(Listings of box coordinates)
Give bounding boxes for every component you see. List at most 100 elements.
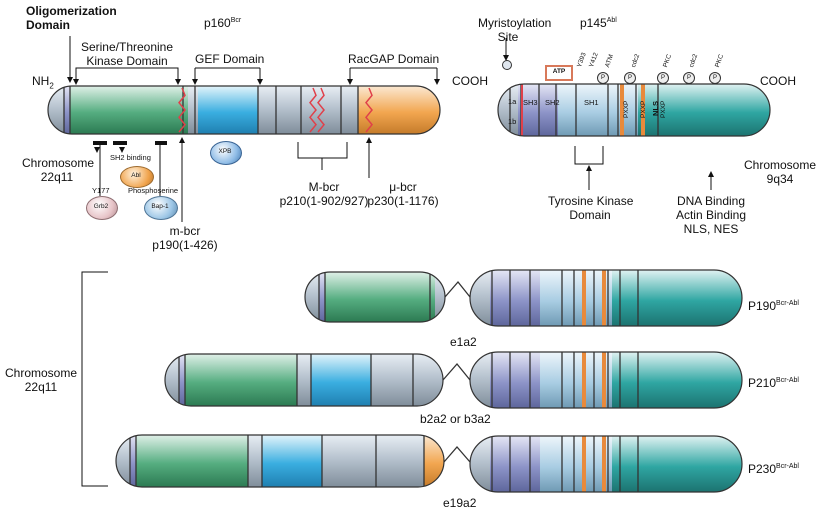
grb2-oval (86, 196, 118, 220)
abl-chrom-line1: Chromosome (743, 158, 817, 172)
p230-junction (443, 446, 471, 463)
pxxp-label-3: PXXP (660, 100, 667, 118)
mu-bcr-line1: μ-bcr (389, 180, 417, 194)
nh2-sub: 2 (49, 81, 54, 91)
exon-1b-label: 1b (508, 117, 517, 126)
sh1-label: SH1 (584, 98, 599, 107)
p210-label: P210Bcr-Abl (748, 376, 799, 390)
p210-bcr-part-segment (297, 354, 311, 406)
atp-label: ATP (552, 68, 566, 75)
pxxp-label-2: PXXP (640, 100, 647, 118)
myristoylation-label: Myristoylation Site (478, 16, 551, 44)
p190-abl-part-segment (540, 270, 612, 326)
p210-bcr-part-segment (179, 354, 185, 406)
abl-bar (497, 83, 771, 137)
minor-bcr-label: m-bcr p190(1-426) (145, 224, 225, 252)
p210-bcr-part (164, 353, 444, 407)
abl-bar-segment (638, 84, 770, 136)
sh3-label: SH3 (523, 98, 538, 107)
major-bcr-line1: M-bcr (308, 180, 340, 194)
p230-abl-part-segment (470, 436, 490, 492)
fusion-bracket (81, 271, 108, 487)
xpb-oval (210, 141, 242, 165)
abl-bar-segment (498, 84, 518, 136)
sh2-binding-label: SH2 binding (110, 153, 151, 162)
dna-binding-line1: DNA Binding (676, 194, 746, 208)
p190-bcr-part-segment (319, 272, 325, 322)
abl-chromosome-label: Chromosome 9q34 (740, 158, 820, 186)
sh2-bar-3 (155, 141, 167, 145)
tk-line1: Tyrosine Kinase (548, 194, 634, 208)
oligo-line1: Oligomerization (26, 4, 117, 18)
tyrosine-kinase-label: Tyrosine Kinase Domain (548, 194, 634, 222)
p190-junction (444, 280, 471, 298)
p190-label: P190Bcr-Abl (748, 299, 799, 313)
abl-title: p145Abl (580, 16, 617, 30)
p230-abl-part (469, 435, 743, 493)
fusion-chrom-line2: 22q11 (24, 380, 58, 394)
e19a2-label: e19a2 (443, 496, 477, 510)
p230-label: P230Bcr-Abl (748, 462, 799, 476)
nh2-text: NH (32, 74, 50, 88)
p210-abl-part-segment (470, 352, 490, 408)
p210-abl-part-orange-band (602, 352, 606, 408)
p190-bcr-part-segment (325, 272, 435, 322)
p210-bcr-part-segment (311, 354, 371, 406)
bap1-oval (144, 196, 178, 220)
p230-abl-part-orange-band (582, 436, 586, 492)
p210-bcr-part-segment (185, 354, 297, 406)
abl-oval-label: Abl (131, 172, 141, 179)
p230-abl-part-segment (540, 436, 612, 492)
p190-text: P190 (748, 299, 777, 313)
xpb-oval-label: XPB (218, 148, 232, 155)
p230-bcr-part-segment (248, 435, 262, 487)
bcr-title: p160Bcr (204, 16, 241, 30)
abl-bar-orange-band (641, 84, 645, 136)
oligo-label: Oligomerization Domain (26, 4, 117, 32)
abl-bar-orange-band (620, 84, 624, 136)
p190-sup: Bcr-Abl (776, 300, 799, 307)
mu-bcr-line2: p230(1-1176) (367, 194, 439, 208)
p210-abl-part-segment (540, 352, 612, 408)
p210-abl-part-segment (612, 352, 742, 408)
p230-sup: Bcr-Abl (776, 463, 799, 470)
major-bcr-line2: p210(1-902/927) (279, 194, 369, 208)
p190-abl-part-orange-band (582, 270, 586, 326)
abl-cooh-label: COOH (760, 74, 796, 88)
p190-bcr-part (304, 271, 446, 323)
p190-abl-part-segment (490, 270, 540, 326)
bcr-bar-segment (188, 86, 198, 134)
tk-line2: Domain (569, 208, 611, 222)
bcr-bar-segment (70, 86, 188, 134)
phospho-p-3: P (657, 72, 669, 84)
p210-sup: Bcr-Abl (776, 377, 799, 384)
phospho-p-2: P (624, 72, 636, 84)
p230-bcr-part-segment (136, 435, 248, 487)
p230-bcr-part-segment (262, 435, 322, 487)
p210-bcr-part-segment (371, 354, 443, 406)
bcr-bar (47, 85, 441, 135)
abl-chrom-line2: 9q34 (766, 172, 794, 186)
p210-abl-part-orange-band (582, 352, 586, 408)
p190-abl-part-orange-band (602, 270, 606, 326)
abl-bar-segment (558, 84, 638, 136)
bcr-bar-segment (198, 86, 258, 134)
ser-thr-line1: Serine/Threonine (80, 40, 174, 54)
grb2-oval-label: Grb2 (93, 203, 109, 210)
p230-abl-part-orange-band (602, 436, 606, 492)
nls-label: NLS (651, 101, 660, 116)
myristoylation-line2: Site (497, 30, 519, 44)
bcr-chrom-line2: 22q11 (40, 170, 74, 184)
p230-bcr-part-segment (130, 435, 136, 487)
major-bcr-label: M-bcr p210(1-902/927) (268, 180, 380, 208)
p190-abl-part (469, 269, 743, 327)
mu-bcr-label: μ-bcr p230(1-1176) (358, 180, 448, 208)
p210-abl-part (469, 351, 743, 409)
e1a2-label: e1a2 (450, 335, 477, 349)
bcr-zig-4 (365, 87, 373, 133)
bap1-oval-label: Bap-1 (151, 203, 169, 210)
oligo-line2: Domain (26, 18, 71, 32)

:: GOAL ::
Find each line in the records above that contains the string "Site" and copy those lines out.

:: IN RESPONSE ::
myristoylation-label: Myristoylation Site (478, 16, 551, 44)
myristoylation-line2: Site (497, 30, 519, 44)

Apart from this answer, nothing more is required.